What you have to do: From the entries below, copy out every line with "right" in it.

§ §

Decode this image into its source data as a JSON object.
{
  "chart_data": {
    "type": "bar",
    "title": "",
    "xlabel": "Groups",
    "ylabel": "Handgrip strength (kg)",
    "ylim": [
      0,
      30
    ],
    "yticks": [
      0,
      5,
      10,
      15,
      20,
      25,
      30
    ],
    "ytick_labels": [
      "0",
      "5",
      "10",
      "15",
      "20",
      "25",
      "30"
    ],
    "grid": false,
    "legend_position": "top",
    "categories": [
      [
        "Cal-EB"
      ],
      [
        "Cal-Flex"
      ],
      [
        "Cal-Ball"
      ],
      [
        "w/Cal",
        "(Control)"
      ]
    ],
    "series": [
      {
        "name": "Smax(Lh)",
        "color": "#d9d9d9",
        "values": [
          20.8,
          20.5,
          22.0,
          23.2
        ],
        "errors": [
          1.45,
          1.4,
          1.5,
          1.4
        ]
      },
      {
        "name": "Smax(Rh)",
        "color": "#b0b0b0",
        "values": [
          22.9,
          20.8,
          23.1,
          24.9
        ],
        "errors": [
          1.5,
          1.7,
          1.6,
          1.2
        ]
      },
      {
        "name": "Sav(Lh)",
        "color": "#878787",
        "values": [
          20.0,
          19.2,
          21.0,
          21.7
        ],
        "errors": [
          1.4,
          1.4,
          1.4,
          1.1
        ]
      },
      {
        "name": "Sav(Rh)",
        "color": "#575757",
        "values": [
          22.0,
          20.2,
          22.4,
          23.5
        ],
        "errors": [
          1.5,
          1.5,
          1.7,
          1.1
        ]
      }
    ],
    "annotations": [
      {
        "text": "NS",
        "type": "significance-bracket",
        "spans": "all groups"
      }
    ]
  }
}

§ §

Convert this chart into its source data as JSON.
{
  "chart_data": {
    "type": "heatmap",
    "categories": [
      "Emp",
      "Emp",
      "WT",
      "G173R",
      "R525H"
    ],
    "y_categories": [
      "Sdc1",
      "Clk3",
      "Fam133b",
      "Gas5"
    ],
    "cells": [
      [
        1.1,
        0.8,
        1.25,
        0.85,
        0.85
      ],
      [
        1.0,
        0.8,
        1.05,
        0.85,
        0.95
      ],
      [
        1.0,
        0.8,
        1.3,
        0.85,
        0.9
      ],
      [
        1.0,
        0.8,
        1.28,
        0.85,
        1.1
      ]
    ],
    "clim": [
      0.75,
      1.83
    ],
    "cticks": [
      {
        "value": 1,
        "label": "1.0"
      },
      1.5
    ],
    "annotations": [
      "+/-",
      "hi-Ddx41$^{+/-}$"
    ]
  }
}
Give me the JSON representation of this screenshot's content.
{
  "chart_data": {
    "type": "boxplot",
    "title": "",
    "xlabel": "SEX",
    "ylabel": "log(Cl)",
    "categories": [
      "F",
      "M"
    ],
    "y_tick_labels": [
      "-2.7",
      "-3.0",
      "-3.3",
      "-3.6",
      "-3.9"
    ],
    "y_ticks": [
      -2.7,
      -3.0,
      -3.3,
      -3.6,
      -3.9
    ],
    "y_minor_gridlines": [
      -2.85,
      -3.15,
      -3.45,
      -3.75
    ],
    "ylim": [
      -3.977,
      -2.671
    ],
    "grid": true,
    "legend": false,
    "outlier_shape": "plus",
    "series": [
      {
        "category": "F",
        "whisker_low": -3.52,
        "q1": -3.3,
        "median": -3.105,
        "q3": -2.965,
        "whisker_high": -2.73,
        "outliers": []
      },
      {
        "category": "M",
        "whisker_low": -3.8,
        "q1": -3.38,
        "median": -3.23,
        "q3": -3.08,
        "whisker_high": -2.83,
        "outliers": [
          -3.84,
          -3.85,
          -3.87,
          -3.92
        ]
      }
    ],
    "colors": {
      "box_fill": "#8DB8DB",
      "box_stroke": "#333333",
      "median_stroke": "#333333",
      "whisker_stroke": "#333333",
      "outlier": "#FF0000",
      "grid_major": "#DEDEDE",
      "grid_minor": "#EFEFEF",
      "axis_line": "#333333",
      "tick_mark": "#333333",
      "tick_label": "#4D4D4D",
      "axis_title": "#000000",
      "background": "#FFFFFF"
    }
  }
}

§ §

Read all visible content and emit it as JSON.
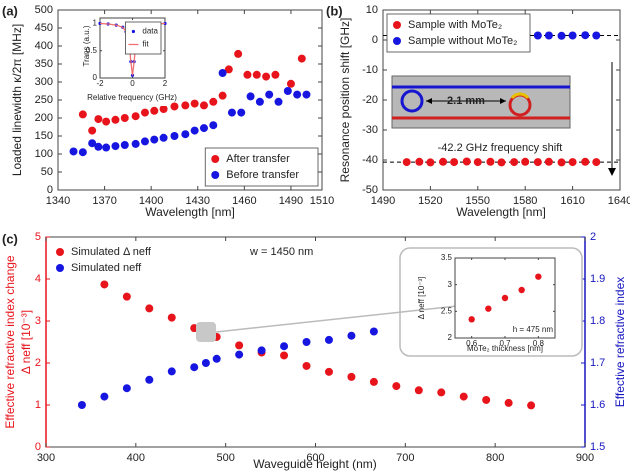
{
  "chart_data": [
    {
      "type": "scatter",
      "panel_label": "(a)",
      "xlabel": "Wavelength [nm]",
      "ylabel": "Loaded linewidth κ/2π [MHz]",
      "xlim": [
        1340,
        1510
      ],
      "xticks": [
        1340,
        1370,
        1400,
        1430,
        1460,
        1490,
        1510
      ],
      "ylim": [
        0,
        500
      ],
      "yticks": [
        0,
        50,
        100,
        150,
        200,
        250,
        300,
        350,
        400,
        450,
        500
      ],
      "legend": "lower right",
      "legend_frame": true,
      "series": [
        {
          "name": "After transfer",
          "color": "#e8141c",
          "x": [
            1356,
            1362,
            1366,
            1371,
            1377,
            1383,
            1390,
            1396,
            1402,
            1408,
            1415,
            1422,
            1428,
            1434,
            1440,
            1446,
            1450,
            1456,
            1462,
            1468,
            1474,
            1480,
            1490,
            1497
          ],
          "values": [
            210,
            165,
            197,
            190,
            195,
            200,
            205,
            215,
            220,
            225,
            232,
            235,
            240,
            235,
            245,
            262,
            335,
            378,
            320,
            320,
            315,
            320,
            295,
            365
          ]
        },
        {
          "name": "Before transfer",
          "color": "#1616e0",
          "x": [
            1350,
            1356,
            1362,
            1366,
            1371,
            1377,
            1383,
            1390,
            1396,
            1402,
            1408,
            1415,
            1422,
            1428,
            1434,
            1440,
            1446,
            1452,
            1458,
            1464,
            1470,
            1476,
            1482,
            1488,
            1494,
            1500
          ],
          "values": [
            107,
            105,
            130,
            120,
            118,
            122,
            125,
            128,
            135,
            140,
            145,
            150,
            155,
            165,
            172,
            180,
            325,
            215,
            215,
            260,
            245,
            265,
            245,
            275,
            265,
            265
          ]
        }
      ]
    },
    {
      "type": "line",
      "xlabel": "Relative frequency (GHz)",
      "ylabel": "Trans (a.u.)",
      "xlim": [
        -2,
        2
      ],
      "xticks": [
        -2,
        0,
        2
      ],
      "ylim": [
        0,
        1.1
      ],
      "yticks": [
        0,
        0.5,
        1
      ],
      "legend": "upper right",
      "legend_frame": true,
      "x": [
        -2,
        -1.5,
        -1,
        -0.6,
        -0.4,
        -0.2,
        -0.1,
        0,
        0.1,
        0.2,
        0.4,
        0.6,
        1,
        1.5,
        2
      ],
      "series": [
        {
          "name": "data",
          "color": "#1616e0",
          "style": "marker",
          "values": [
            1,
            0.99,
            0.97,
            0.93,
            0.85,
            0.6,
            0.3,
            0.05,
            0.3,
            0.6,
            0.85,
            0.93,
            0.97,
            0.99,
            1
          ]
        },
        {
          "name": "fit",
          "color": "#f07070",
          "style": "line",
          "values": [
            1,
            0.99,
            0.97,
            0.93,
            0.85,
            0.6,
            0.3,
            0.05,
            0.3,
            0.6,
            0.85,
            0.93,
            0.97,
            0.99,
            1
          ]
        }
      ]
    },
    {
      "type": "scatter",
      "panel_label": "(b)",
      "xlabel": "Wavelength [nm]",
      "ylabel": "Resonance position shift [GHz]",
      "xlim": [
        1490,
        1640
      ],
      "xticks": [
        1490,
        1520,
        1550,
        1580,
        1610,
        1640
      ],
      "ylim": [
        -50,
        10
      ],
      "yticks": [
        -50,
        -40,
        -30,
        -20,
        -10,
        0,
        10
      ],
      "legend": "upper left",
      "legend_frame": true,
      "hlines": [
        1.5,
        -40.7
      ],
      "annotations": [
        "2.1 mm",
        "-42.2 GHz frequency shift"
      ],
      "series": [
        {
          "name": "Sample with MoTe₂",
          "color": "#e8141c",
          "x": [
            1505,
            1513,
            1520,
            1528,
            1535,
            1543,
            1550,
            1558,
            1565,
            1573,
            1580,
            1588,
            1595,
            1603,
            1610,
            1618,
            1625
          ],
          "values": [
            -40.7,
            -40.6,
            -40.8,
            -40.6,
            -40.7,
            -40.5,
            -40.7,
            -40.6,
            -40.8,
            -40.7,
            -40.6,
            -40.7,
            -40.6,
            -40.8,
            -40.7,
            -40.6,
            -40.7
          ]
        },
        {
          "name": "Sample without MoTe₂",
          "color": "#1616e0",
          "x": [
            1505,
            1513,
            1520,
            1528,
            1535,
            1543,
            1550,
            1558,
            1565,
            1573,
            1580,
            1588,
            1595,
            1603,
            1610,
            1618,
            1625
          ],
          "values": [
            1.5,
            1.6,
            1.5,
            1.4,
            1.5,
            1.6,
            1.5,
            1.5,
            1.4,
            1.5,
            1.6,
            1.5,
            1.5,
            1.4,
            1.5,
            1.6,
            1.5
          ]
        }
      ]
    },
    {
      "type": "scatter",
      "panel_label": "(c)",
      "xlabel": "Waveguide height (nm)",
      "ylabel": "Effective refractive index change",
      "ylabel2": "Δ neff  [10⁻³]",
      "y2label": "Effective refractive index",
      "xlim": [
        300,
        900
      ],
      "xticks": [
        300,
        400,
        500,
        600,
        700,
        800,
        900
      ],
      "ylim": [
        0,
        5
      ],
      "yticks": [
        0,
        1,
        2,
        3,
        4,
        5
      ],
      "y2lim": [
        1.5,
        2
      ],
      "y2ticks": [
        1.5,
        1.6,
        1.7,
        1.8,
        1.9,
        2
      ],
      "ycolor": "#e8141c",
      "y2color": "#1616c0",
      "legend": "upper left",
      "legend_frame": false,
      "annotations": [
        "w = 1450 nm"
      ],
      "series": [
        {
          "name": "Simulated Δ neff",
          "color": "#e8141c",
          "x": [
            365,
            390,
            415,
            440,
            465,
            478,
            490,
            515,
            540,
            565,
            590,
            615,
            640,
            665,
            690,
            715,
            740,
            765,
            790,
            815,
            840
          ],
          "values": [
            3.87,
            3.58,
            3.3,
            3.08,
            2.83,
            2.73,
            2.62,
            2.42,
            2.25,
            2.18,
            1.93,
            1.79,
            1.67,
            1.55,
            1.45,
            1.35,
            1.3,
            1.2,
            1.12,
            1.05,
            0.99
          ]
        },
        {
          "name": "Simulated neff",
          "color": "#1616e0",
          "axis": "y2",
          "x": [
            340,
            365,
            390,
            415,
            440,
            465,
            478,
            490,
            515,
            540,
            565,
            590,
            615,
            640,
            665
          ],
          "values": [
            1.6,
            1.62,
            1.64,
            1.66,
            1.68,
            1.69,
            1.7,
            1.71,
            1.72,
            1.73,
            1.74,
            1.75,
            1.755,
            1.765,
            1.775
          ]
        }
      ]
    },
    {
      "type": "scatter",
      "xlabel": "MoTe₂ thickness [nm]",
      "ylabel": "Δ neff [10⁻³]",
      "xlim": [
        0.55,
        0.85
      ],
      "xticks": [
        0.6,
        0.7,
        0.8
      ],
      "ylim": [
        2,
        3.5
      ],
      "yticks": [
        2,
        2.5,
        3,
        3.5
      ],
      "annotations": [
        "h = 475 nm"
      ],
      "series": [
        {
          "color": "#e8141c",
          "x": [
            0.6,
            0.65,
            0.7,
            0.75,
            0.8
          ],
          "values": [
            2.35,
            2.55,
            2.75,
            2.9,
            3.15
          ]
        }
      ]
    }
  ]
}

§ §

Task response:
      "legend": "lower right",
      "legend": "upper right",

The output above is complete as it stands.